(Problem) Locate the word "ijeecs" in the material, then show every line that holds it.

(Input rows)

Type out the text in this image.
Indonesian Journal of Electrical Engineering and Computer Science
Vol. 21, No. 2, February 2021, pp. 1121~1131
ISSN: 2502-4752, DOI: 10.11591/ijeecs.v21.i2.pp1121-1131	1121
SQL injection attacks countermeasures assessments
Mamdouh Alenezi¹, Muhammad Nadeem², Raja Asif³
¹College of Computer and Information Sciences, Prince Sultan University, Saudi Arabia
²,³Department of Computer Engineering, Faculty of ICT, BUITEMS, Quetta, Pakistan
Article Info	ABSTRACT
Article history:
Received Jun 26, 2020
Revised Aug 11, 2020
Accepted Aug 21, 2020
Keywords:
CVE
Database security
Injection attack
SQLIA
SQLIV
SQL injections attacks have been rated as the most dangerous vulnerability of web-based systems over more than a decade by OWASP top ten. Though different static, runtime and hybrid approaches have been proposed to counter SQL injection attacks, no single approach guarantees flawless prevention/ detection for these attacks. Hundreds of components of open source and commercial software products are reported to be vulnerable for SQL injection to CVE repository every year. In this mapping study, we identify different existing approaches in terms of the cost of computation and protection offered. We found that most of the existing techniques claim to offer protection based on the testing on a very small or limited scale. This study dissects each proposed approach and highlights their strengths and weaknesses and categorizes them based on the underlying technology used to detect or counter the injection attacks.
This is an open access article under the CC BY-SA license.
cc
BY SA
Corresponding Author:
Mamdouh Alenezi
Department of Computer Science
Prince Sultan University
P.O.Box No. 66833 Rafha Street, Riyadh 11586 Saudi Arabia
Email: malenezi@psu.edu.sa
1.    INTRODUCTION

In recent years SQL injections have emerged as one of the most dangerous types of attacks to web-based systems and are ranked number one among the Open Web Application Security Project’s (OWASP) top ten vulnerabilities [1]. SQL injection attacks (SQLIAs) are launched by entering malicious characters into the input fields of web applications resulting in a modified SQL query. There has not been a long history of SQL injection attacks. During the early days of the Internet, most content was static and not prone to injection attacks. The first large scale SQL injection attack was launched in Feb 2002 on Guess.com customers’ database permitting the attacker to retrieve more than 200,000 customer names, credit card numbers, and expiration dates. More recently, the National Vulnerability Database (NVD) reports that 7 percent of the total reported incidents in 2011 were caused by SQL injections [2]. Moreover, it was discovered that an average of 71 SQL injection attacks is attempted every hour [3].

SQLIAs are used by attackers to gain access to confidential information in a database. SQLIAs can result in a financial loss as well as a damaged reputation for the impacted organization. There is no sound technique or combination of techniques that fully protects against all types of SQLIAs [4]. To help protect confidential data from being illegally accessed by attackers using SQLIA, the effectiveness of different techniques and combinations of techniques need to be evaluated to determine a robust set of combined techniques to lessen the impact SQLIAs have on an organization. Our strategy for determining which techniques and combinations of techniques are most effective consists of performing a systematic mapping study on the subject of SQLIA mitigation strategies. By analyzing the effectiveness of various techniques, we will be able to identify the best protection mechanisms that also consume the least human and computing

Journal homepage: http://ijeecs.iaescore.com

(Solution to this task)
ISSN: 2502-4752, DOI: 10.11591/ijeecs.v21.i2.pp1121-1131	1121
Journal homepage: http://ijeecs.iaescore.com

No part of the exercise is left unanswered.